Write the material out again exactly.

Collection entries ::
** Begin **

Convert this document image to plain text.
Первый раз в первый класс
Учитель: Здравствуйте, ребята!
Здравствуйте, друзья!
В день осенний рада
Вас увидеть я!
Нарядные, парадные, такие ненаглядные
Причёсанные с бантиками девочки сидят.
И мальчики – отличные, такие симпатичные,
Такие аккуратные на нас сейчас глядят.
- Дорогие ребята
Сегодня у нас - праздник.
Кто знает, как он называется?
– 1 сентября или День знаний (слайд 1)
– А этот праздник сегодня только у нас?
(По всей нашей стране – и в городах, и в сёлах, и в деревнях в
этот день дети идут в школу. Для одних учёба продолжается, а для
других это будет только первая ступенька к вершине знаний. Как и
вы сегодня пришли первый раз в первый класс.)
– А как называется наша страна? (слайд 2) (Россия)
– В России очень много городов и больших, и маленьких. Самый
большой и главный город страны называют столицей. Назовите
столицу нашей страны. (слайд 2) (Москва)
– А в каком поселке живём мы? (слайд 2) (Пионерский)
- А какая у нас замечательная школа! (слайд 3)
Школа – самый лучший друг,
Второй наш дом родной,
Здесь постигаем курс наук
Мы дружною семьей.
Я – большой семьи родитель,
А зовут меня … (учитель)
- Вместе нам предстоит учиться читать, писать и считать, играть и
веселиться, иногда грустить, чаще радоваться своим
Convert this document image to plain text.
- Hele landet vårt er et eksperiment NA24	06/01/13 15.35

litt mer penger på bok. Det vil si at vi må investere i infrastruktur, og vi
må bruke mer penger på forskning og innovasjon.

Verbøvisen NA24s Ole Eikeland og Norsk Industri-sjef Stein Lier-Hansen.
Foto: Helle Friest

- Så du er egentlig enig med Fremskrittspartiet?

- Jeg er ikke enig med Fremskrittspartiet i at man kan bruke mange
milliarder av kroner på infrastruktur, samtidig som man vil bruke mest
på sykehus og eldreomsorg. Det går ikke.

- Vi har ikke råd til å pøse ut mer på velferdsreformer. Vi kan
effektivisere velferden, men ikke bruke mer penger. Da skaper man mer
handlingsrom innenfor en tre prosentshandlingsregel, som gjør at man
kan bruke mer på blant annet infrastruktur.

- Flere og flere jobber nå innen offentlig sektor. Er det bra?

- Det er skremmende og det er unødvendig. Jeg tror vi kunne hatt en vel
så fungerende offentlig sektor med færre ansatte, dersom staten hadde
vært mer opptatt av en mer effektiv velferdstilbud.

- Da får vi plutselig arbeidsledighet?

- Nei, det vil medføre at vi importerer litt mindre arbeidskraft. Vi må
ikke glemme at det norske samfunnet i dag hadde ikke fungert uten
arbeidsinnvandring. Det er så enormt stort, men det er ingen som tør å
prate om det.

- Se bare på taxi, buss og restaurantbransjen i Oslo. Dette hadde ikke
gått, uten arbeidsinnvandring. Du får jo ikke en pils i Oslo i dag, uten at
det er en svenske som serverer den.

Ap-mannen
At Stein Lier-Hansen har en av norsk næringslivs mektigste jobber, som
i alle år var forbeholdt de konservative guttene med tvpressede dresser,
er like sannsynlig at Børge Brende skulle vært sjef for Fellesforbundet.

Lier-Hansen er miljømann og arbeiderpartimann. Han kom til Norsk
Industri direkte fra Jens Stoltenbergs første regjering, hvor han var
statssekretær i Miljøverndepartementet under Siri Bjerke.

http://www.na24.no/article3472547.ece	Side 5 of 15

** End **

Reply to the task ::
Convert this document image to plain text.
Первый раз в первый класс
Учитель: Здравствуйте, ребята!
Здравствуйте, друзья!
В день осенний рада
Вас увидеть я!
Нарядные, парадные, такие ненаглядные
Причёсанные с бантиками девочки сидят.
И мальчики – отличные, такие симпатичные,
Такие аккуратные на нас сейчас глядят.
- Дорогие ребята
Сегодня у нас - праздник.
Кто знает, как он называется?
– 1 сентября или День знаний (слайд 1)
– А этот праздник сегодня только у нас?
(По всей нашей стране – и в городах, и в сёлах, и в деревнях в
этот день дети идут в школу. Для одних учёба продолжается, а для
других это будет только первая ступенька к вершине знаний. Как и
вы сегодня пришли первый раз в первый класс.)
– А как называется наша страна? (слайд 2) (Россия)
– В России очень много городов и больших, и маленьких. Самый
большой и главный город страны называют столицей. Назовите
столицу нашей страны. (слайд 2) (Москва)
– А в каком поселке живём мы? (слайд 2) (Пионерский)
- А какая у нас замечательная школа! (слайд 3)
Школа – самый лучший друг,
Второй наш дом родной,
Здесь постигаем курс наук
Мы дружною семьей.
Я – большой семьи родитель,
А зовут меня … (учитель)
- Вместе нам предстоит учиться читать, писать и считать, играть и
веселиться, иногда грустить, чаще радоваться своим
Convert this document image to plain text.
- Hele landet vårt er et eksperiment NA24	06/01/13 15.35

litt mer penger på bok. Det vil si at vi må investere i infrastruktur, og vi
må bruke mer penger på forskning og innovasjon.

Verbøvisen NA24s Ole Eikeland og Norsk Industri-sjef Stein Lier-Hansen.
Foto: Helle Friest

- Så du er egentlig enig med Fremskrittspartiet?

- Jeg er ikke enig med Fremskrittspartiet i at man kan bruke mange
milliarder av kroner på infrastruktur, samtidig som man vil bruke mest
på sykehus og eldreomsorg. Det går ikke.

- Vi har ikke råd til å pøse ut mer på velferdsreformer. Vi kan
effektivisere velferden, men ikke bruke mer penger. Da skaper man mer
handlingsrom innenfor en tre prosentshandlingsregel, som gjør at man
kan bruke mer på blant annet infrastruktur.

- Flere og flere jobber nå innen offentlig sektor. Er det bra?

- Det er skremmende og det er unødvendig. Jeg tror vi kunne hatt en vel
så fungerende offentlig sektor med færre ansatte, dersom staten hadde
vært mer opptatt av en mer effektiv velferdstilbud.

- Da får vi plutselig arbeidsledighet?

- Nei, det vil medføre at vi importerer litt mindre arbeidskraft. Vi må
ikke glemme at det norske samfunnet i dag hadde ikke fungert uten
arbeidsinnvandring. Det er så enormt stort, men det er ingen som tør å
prate om det.

- Se bare på taxi, buss og restaurantbransjen i Oslo. Dette hadde ikke
gått, uten arbeidsinnvandring. Du får jo ikke en pils i Oslo i dag, uten at
det er en svenske som serverer den.

Ap-mannen
At Stein Lier-Hansen har en av norsk næringslivs mektigste jobber, som
i alle år var forbeholdt de konservative guttene med tvpressede dresser,
er like sannsynlig at Børge Brende skulle vært sjef for Fellesforbundet.

Lier-Hansen er miljømann og arbeiderpartimann. Han kom til Norsk
Industri direkte fra Jens Stoltenbergs første regjering, hvor han var
statssekretær i Miljøverndepartementet under Siri Bjerke.

http://www.na24.no/article3472547.ece	Side 5 of 15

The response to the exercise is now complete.